## Task statement
Reply only with how many lines contain the word "most".

## Data supplied
====

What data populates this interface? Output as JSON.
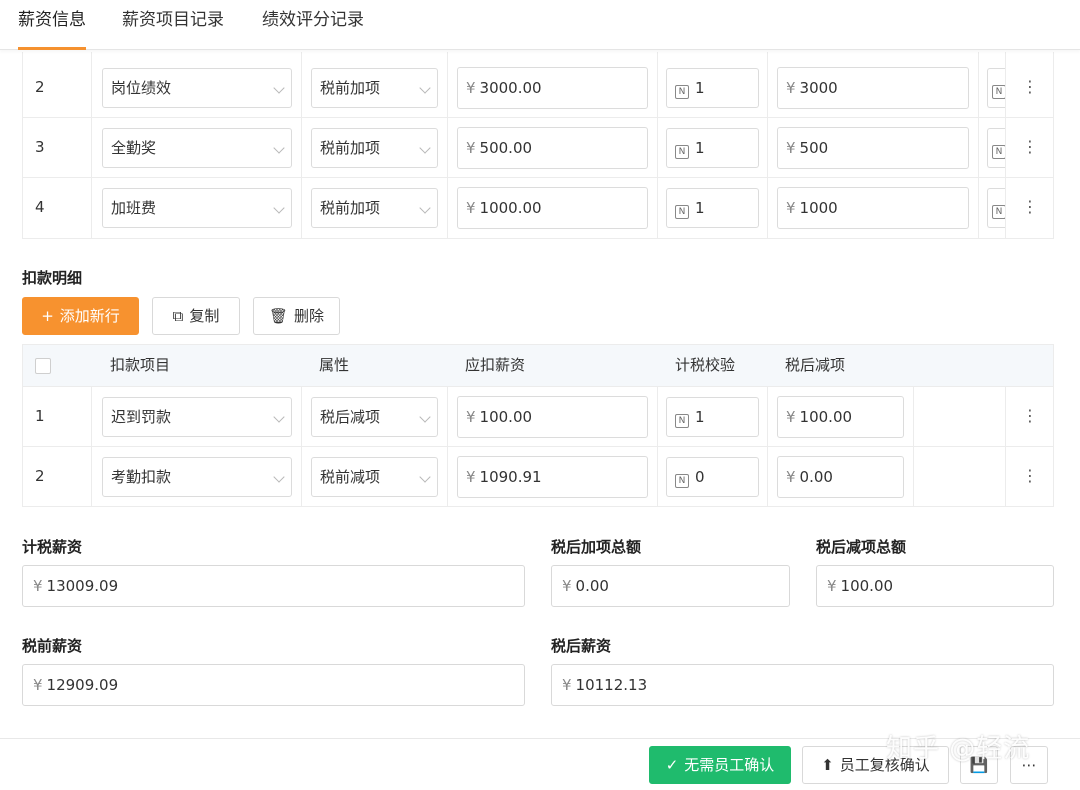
{
  "tabs": [
    {
      "label": "薪资信息"
    },
    {
      "label": "薪资项目记录"
    },
    {
      "label": "绩效评分记录"
    }
  ],
  "income_rows": [
    {
      "index": "2",
      "item": "岗位绩效",
      "attr": "税前加项",
      "amount": "3000.00",
      "factor": "1",
      "total": "3000"
    },
    {
      "index": "3",
      "item": "全勤奖",
      "attr": "税前加项",
      "amount": "500.00",
      "factor": "1",
      "total": "500"
    },
    {
      "index": "4",
      "item": "加班费",
      "attr": "税前加项",
      "amount": "1000.00",
      "factor": "1",
      "total": "1000"
    }
  ],
  "deduction": {
    "title": "扣款明细",
    "add_label": "添加新行",
    "copy_label": "复制",
    "delete_label": "删除",
    "headers": [
      "扣款项目",
      "属性",
      "应扣薪资",
      "计税校验",
      "税后减项"
    ],
    "rows": [
      {
        "index": "1",
        "item": "迟到罚款",
        "attr": "税后减项",
        "amount": "100.00",
        "factor": "1",
        "after_tax": "100.00"
      },
      {
        "index": "2",
        "item": "考勤扣款",
        "attr": "税前减项",
        "amount": "1090.91",
        "factor": "0",
        "after_tax": "0.00"
      }
    ]
  },
  "summary": {
    "taxable_label": "计税薪资",
    "taxable_value": "13009.09",
    "after_tax_add_label": "税后加项总额",
    "after_tax_add_value": "0.00",
    "after_tax_sub_label": "税后减项总额",
    "after_tax_sub_value": "100.00",
    "pre_tax_label": "税前薪资",
    "pre_tax_value": "12909.09",
    "post_tax_label": "税后薪资",
    "post_tax_value": "10112.13"
  },
  "currency_symbol": "¥",
  "number_icon": "N",
  "footer": {
    "no_confirm_label": "无需员工确认",
    "review_label": "员工复核确认"
  },
  "watermark": "知乎 @轻流",
  "colors": {
    "accent": "#f7922f",
    "green": "#1fbb6d"
  }
}
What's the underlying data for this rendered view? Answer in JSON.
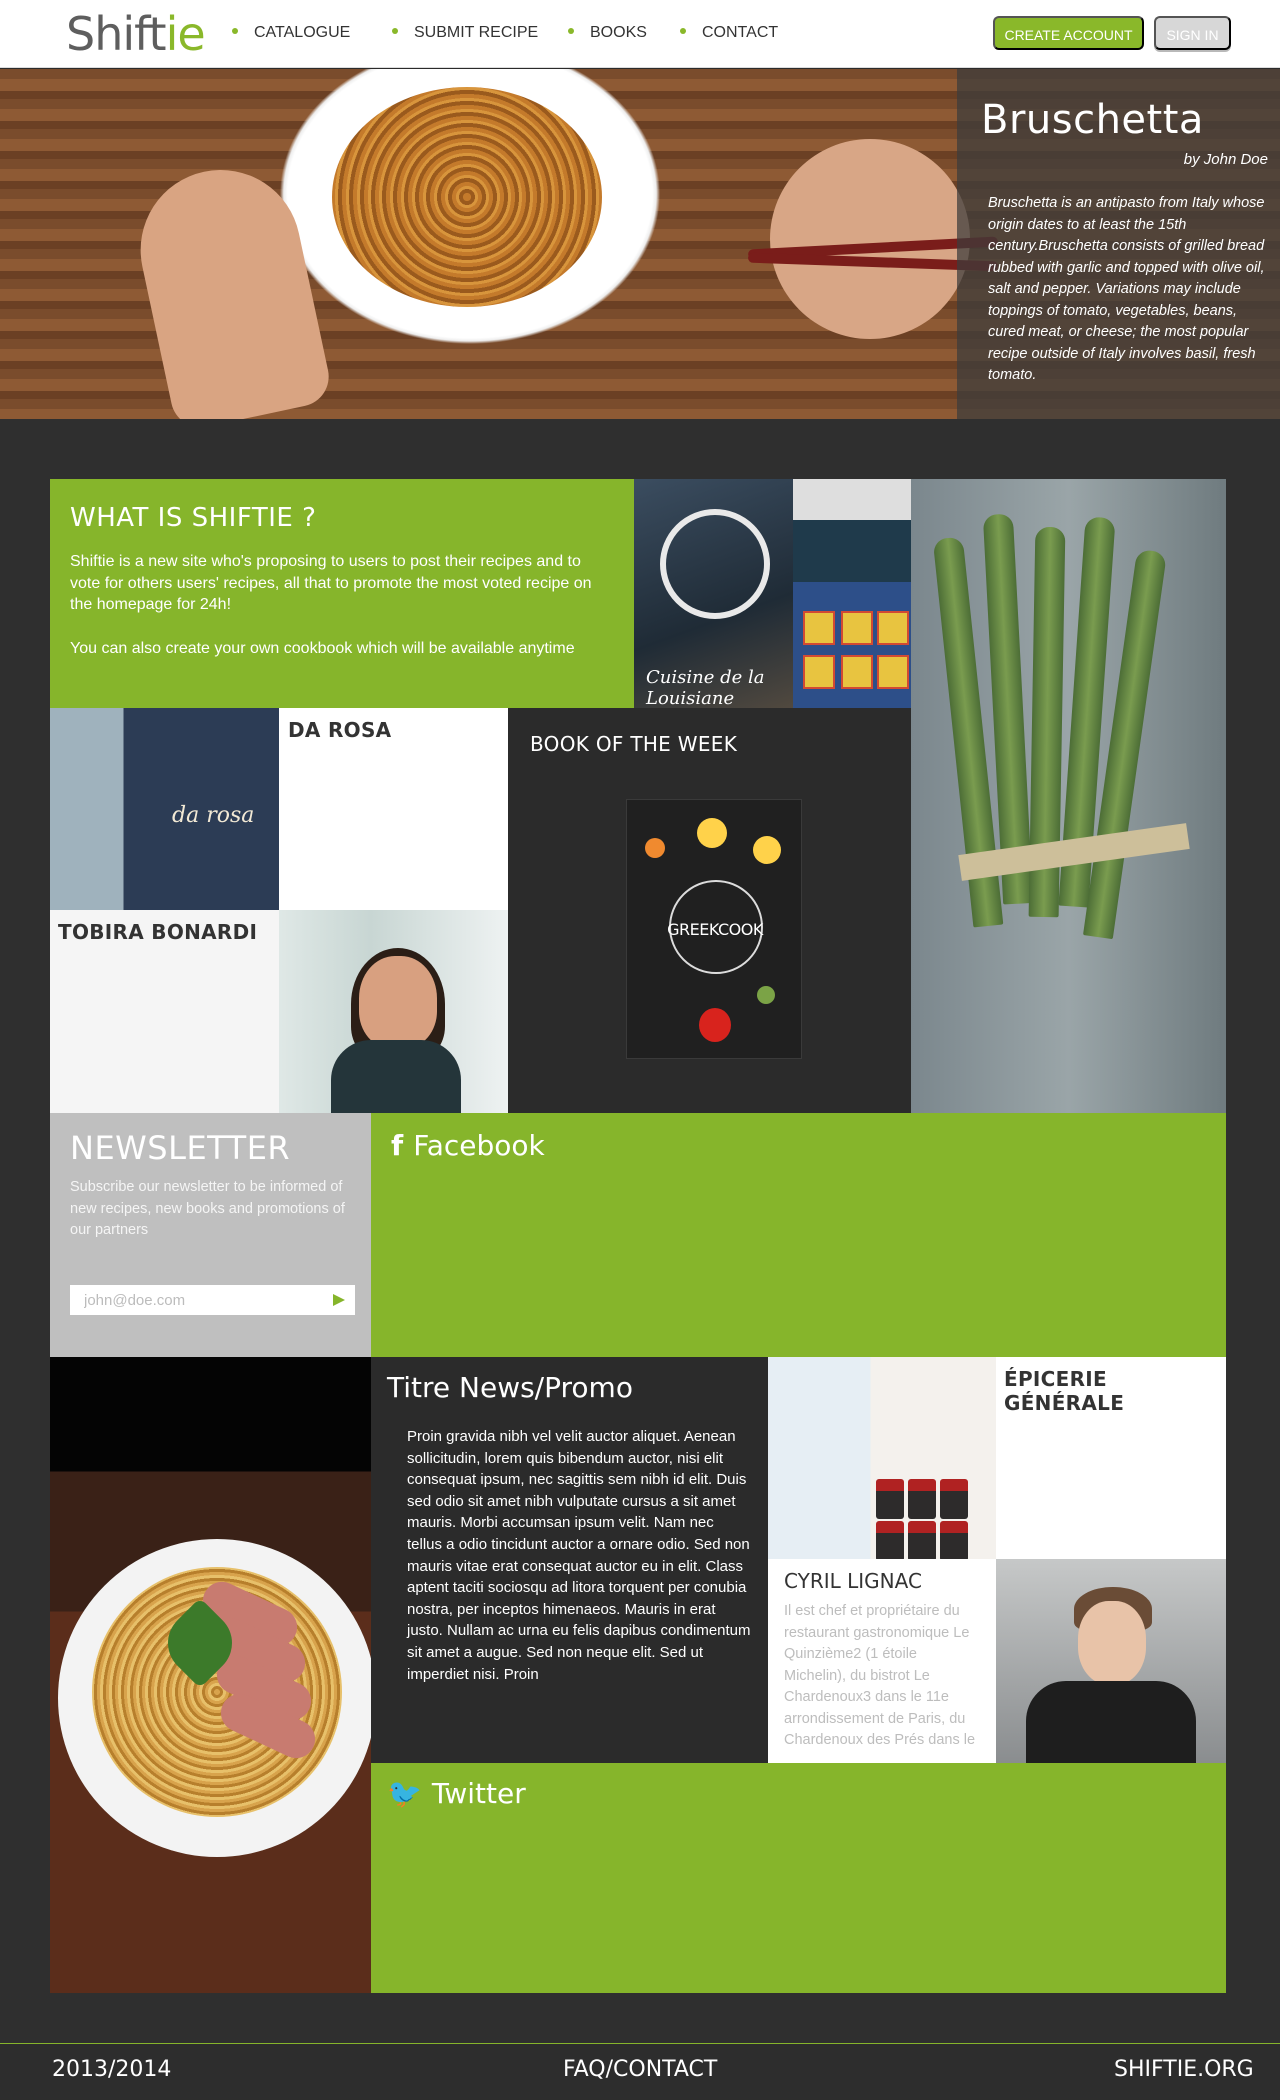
{
  "header": {
    "logo_main": "Shift",
    "logo_accent": "ie",
    "nav": [
      {
        "label": "CATALOGUE"
      },
      {
        "label": "SUBMIT RECIPE"
      },
      {
        "label": "BOOKS"
      },
      {
        "label": "CONTACT"
      }
    ],
    "create_account": "CREATE ACCOUNT",
    "sign_in": "SIGN IN"
  },
  "hero": {
    "title": "Bruschetta",
    "author": "by John Doe",
    "description": "Bruschetta is an antipasto from Italy whose origin dates to at least the 15th century.Bruschetta consists of grilled bread rubbed with garlic and topped with olive oil, salt and pepper. Variations may include toppings of tomato, vegetables, beans, cured meat, or cheese; the most popular recipe outside of Italy involves basil, fresh tomato."
  },
  "what_is": {
    "title": "WHAT IS SHIFTIE ?",
    "paragraph_1": "Shiftie is a new site who's proposing to users to post their recipes and to vote for others users' recipes, all that to promote the most voted recipe on the homepage for 24h!",
    "paragraph_2": "You can also create your own cookbook which will be available anytime"
  },
  "storefront": {
    "sign_text": "Cuisine de la Louisiane"
  },
  "da_rosa": {
    "title": "DA ROSA",
    "sign_text": "da rosa"
  },
  "book_of_week": {
    "title": "BOOK OF THE WEEK",
    "cover_title": "GREEKCOOK"
  },
  "tobira": {
    "title": "TOBIRA BONARDI"
  },
  "newsletter": {
    "title": "NEWSLETTER",
    "text": "Subscribe our newsletter to be informed of new recipes, new books and promotions of our partners",
    "placeholder": "john@doe.com"
  },
  "facebook": {
    "icon": "facebook-icon",
    "title": "Facebook"
  },
  "news_promo": {
    "title": "Titre News/Promo",
    "text": "Proin gravida nibh vel velit auctor aliquet. Aenean sollicitudin, lorem quis bibendum auctor, nisi elit consequat ipsum, nec sagittis sem nibh id elit. Duis sed odio sit amet nibh vulputate cursus a sit amet mauris. Morbi accumsan ipsum velit. Nam nec tellus a odio tincidunt auctor a ornare odio. Sed non mauris vitae erat consequat auctor eu in elit. Class aptent taciti sociosqu ad litora torquent per conubia nostra, per inceptos himenaeos. Mauris in erat justo. Nullam ac urna eu felis dapibus condimentum sit amet a augue. Sed non neque elit. Sed ut imperdiet nisi. Proin"
  },
  "epicerie": {
    "title": "ÉPICERIE GÉNÉRALE"
  },
  "cyril": {
    "title": "CYRIL LIGNAC",
    "text": "Il est chef et propriétaire du restaurant gastronomique Le Quinzième2 (1 étoile Michelin), du bistrot Le Chardenoux3 dans le 11e arrondissement de Paris, du Chardenoux des Prés dans le"
  },
  "twitter": {
    "icon": "twitter-icon",
    "title": "Twitter"
  },
  "footer": {
    "years": "2013/2014",
    "faq": "FAQ/CONTACT",
    "site": "SHIFTIE.ORG"
  },
  "colors": {
    "accent": "#86b52b",
    "dark": "#2b2b2b",
    "light_gray": "#bfbfbf"
  }
}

====

## Task output
2